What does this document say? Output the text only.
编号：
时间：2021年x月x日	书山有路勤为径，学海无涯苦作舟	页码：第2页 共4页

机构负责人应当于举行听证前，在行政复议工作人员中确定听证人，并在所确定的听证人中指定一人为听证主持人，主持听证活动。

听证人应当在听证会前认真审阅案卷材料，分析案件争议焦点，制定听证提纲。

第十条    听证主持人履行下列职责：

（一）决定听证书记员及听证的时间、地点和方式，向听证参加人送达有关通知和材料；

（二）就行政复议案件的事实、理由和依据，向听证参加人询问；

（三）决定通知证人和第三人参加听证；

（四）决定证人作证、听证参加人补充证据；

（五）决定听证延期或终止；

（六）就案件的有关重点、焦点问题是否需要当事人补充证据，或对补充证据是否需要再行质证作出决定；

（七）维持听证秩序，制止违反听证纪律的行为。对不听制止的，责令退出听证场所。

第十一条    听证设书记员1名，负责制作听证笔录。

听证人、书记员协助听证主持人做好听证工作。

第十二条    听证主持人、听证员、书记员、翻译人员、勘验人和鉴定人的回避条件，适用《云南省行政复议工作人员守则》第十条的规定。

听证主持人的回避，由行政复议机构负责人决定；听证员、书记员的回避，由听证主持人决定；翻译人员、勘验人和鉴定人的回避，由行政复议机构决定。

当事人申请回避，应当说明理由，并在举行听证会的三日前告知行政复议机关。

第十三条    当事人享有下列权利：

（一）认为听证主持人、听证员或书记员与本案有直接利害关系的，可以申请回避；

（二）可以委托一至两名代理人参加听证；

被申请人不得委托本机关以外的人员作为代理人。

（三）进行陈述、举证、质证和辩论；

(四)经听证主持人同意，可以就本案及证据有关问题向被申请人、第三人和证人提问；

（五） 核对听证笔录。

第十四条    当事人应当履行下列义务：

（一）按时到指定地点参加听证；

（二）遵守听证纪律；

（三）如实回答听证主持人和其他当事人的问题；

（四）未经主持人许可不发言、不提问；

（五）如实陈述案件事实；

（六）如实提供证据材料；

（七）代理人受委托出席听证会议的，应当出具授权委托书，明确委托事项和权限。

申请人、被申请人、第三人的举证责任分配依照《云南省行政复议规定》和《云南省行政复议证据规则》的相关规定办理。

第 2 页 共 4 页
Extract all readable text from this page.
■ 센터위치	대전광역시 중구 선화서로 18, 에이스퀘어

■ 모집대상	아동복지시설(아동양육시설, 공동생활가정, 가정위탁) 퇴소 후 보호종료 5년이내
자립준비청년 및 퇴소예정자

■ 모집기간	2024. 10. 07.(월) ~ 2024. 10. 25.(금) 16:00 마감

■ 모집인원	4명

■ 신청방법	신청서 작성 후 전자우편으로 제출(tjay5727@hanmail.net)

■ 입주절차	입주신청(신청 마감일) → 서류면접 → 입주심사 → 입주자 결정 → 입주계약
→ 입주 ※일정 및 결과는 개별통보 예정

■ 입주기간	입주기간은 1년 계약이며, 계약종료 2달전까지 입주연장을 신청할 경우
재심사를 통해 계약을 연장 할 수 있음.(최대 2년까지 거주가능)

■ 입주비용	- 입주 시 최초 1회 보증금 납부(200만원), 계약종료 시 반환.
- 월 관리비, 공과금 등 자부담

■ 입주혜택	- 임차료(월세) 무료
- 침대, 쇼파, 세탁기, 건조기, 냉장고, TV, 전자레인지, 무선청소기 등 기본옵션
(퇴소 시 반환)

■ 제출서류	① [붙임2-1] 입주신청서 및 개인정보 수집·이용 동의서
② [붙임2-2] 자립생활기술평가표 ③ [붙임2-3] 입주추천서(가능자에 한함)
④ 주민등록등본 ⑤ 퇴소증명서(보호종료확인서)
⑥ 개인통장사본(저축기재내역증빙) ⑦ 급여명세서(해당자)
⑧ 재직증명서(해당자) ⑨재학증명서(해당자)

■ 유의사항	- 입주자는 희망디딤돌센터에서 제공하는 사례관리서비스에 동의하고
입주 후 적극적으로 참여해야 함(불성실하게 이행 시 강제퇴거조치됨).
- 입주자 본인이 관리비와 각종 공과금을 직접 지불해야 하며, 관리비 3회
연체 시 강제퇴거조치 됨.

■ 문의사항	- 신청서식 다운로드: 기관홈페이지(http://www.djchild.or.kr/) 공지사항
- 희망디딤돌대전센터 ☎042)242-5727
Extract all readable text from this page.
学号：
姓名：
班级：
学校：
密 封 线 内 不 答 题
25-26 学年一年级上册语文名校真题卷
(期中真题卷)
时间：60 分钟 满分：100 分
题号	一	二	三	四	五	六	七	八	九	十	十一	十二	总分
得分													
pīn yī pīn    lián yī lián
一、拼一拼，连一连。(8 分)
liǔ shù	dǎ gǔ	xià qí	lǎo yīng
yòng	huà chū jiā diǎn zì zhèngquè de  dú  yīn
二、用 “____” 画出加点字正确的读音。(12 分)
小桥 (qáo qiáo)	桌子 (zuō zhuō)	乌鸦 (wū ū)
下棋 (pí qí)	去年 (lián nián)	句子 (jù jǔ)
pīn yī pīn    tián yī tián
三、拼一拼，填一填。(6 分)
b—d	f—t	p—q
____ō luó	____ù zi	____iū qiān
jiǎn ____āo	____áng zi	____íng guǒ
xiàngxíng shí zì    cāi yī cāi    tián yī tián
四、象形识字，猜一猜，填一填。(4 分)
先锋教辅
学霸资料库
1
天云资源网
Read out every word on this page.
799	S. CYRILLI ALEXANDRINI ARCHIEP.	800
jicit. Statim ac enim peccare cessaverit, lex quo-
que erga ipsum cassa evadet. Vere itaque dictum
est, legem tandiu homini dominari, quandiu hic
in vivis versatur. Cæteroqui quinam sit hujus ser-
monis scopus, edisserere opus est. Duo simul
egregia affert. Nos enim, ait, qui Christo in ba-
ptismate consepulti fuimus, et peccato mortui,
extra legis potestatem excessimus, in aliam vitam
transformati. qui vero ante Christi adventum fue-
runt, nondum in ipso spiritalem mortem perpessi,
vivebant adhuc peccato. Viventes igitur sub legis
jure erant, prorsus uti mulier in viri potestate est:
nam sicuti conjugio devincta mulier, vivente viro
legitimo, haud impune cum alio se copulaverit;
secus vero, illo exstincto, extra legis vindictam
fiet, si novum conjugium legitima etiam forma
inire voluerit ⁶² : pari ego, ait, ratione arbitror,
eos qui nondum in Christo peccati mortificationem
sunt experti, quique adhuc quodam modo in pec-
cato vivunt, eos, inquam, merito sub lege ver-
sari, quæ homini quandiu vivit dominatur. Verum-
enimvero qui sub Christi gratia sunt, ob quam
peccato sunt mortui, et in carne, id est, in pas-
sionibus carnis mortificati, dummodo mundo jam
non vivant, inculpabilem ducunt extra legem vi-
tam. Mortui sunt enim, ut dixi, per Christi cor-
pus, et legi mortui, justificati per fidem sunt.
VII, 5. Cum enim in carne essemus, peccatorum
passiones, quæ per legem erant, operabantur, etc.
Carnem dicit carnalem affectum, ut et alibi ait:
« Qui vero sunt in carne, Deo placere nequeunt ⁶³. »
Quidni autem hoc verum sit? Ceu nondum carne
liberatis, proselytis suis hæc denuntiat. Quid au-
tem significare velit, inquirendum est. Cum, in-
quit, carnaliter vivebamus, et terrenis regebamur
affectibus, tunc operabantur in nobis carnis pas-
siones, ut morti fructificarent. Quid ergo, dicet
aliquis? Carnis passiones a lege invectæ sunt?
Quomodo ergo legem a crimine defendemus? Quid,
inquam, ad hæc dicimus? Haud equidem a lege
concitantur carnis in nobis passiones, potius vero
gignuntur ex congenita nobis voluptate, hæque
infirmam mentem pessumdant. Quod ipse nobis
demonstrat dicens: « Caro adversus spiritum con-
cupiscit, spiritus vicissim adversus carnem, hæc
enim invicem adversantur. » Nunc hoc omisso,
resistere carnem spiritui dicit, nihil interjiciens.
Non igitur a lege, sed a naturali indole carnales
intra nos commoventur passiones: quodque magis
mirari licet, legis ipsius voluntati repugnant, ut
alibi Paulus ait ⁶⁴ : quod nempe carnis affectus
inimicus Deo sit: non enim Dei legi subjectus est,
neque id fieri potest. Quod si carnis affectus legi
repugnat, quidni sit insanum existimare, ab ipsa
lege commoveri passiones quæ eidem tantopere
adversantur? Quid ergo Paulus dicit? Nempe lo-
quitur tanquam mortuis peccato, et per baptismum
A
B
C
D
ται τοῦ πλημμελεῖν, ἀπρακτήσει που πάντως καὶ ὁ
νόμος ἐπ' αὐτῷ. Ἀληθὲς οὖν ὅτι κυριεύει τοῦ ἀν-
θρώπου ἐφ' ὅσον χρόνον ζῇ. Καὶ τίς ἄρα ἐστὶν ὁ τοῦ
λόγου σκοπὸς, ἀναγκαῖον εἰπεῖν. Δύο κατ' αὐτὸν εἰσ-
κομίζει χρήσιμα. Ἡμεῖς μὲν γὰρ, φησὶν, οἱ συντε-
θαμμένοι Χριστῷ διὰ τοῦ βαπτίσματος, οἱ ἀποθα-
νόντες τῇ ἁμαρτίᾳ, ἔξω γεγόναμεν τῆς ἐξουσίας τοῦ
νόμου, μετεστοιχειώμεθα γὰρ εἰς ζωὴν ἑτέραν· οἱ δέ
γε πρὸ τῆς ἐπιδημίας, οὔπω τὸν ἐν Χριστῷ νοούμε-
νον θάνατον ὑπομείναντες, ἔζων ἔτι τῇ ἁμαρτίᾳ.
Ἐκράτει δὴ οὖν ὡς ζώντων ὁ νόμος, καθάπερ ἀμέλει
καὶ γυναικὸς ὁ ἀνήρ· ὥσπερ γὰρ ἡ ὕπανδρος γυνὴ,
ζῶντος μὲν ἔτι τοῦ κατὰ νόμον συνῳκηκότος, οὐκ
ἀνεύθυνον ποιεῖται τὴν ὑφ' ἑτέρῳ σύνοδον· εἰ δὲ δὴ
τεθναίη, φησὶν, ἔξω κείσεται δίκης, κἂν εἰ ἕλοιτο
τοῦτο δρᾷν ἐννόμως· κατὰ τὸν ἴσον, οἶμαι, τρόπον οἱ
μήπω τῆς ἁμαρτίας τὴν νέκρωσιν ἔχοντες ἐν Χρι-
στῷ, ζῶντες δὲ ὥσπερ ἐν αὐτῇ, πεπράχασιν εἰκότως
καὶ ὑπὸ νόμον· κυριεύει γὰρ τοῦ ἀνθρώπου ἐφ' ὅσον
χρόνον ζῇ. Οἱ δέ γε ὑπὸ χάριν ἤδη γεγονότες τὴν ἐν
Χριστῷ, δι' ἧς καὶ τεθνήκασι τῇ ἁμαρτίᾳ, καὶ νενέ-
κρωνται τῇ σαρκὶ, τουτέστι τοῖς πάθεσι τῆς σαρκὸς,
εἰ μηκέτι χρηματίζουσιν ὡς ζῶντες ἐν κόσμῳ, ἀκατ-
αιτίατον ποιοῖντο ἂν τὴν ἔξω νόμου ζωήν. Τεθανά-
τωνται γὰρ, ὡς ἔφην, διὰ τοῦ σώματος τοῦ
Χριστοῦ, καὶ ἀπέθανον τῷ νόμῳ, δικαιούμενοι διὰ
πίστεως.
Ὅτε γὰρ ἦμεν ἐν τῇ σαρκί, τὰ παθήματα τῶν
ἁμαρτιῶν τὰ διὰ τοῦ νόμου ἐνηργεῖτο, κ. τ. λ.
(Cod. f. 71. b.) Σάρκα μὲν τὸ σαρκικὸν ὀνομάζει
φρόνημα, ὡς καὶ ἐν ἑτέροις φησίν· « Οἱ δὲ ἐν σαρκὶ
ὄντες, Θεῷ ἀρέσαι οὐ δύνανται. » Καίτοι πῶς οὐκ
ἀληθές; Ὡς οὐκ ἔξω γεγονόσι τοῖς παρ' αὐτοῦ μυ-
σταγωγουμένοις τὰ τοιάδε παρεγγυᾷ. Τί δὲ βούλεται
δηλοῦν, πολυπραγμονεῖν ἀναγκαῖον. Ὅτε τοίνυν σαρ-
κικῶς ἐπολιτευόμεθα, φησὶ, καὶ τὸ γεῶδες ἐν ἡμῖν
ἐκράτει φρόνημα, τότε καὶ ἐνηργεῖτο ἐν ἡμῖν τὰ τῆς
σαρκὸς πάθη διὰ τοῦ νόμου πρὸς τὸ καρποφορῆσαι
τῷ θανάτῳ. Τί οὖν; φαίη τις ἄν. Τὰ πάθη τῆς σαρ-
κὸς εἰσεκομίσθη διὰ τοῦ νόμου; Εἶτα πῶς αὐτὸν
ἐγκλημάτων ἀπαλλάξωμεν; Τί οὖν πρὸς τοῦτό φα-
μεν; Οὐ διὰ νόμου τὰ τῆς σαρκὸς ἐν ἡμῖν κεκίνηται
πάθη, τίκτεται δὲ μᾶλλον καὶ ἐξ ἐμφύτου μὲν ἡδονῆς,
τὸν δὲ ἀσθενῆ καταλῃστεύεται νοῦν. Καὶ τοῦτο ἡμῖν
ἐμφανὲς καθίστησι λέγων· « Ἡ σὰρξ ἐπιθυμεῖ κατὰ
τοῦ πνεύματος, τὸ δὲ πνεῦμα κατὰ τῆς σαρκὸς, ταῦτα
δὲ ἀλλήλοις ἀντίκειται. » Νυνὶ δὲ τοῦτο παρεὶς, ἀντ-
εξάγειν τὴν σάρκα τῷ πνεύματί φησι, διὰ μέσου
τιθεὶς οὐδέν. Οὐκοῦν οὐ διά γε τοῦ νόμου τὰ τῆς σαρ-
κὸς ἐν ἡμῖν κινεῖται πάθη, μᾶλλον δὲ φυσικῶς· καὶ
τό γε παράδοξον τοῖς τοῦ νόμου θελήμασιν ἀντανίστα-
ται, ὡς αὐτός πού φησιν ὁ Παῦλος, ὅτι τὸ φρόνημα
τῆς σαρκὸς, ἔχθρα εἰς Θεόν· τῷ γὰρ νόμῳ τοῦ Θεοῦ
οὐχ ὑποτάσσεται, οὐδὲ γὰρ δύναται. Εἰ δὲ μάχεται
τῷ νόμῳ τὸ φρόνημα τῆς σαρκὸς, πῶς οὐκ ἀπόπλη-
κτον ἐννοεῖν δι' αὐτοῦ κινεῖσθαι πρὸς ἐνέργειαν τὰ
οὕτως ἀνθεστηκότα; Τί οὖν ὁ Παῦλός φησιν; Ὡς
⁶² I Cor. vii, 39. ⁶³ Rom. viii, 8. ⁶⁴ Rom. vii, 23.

- _WRITTEN EXERCISE_: Copy all lines of the listing above that contain the string "ὥσπερ".

- _WORKED SOLUTION_:
καὶ γυναικὸς ὁ ἀνήρ· ὥσπερ γὰρ ἡ ὕπανδρος γυνὴ,
στῷ, ζῶντες δὲ ὥσπερ ἐν αὐτῇ, πεπράχασιν εἰκότως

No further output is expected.